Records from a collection
** start **

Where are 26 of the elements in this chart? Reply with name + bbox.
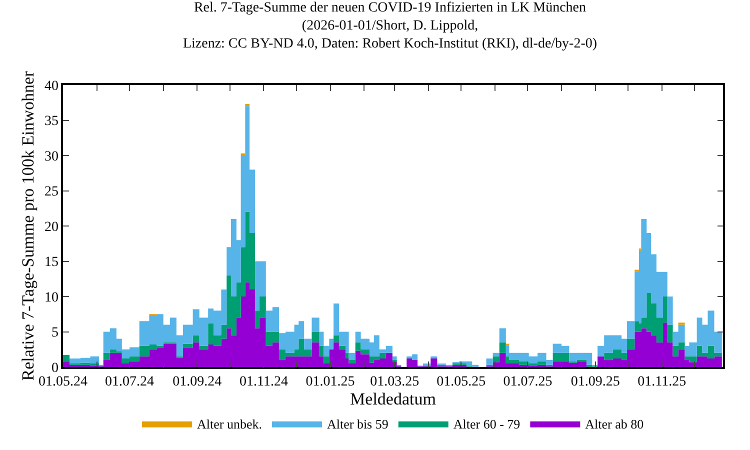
y-tick-label: 35 <box>44 114 58 130</box>
x-axis-title: Meldedatum <box>350 390 436 409</box>
x-tick-label: 01.05.25 <box>436 374 486 390</box>
y-tick-label: 15 <box>44 255 58 270</box>
y-tick-label: 5 <box>51 326 58 341</box>
y-tick-label: 0 <box>51 360 58 376</box>
legend-label: Alter bis 59 <box>326 416 388 432</box>
y-tick-label: 20 <box>44 220 58 235</box>
x-tick-label: 01.05.24 <box>38 374 88 390</box>
x-tick-label: 01.11.25 <box>638 374 686 390</box>
y-tick-label: 40 <box>44 78 58 94</box>
y-axis-title: Relative 7-Tage-Summe pro 100k Einwohner <box>18 70 38 381</box>
y-tick-label: 10 <box>44 290 58 306</box>
y-tick-label: 30 <box>44 149 58 164</box>
chart-title: Rel. 7-Tage-Summe der neuen COVID-19 Infizierten in LK München (2026-01-01/Short, D. Lippold, Lizenz: CC BY-ND 4.0, Daten: Robert Koch-Institut (RKI), dl-de/by-2-0) <box>182 0 598 52</box>
x-tick-label: 01.03.25 <box>370 374 420 390</box>
legend-label: Alter 60 - 79 <box>453 416 520 432</box>
x-tick-label: 01.07.24 <box>105 374 154 390</box>
x-tick-label: 01.09.25 <box>570 374 620 390</box>
x-tick-label: 01.11.24 <box>239 374 288 390</box>
legend-label: Alter unbek. <box>197 416 262 432</box>
x-tick-label: 01.01.25 <box>306 374 355 390</box>
y-tick-label: 25 <box>44 184 58 200</box>
x-tick-label: 01.09.24 <box>172 374 222 390</box>
legend-label: Alter ab 80 <box>585 416 644 432</box>
x-tick-label: 01.07.25 <box>503 374 552 390</box>
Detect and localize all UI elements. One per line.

** end **

- Written problem: Report every line in the listing above that contains the string "Tage", copying each such line in full.

- Solution to this task:
y-axis-title: Relative 7-Tage-Summe pro 100k Einwohner <box>18 70 38 381</box>
chart-title: Rel. 7-Tage-Summe der neuen COVID-19 Infizierten in LK München (2026-01-01/Short, D. Lippold, Lizenz: CC BY-ND 4.0, Daten: Robert Koch-Institut (RKI), dl-de/by-2-0) <box>182 0 598 52</box>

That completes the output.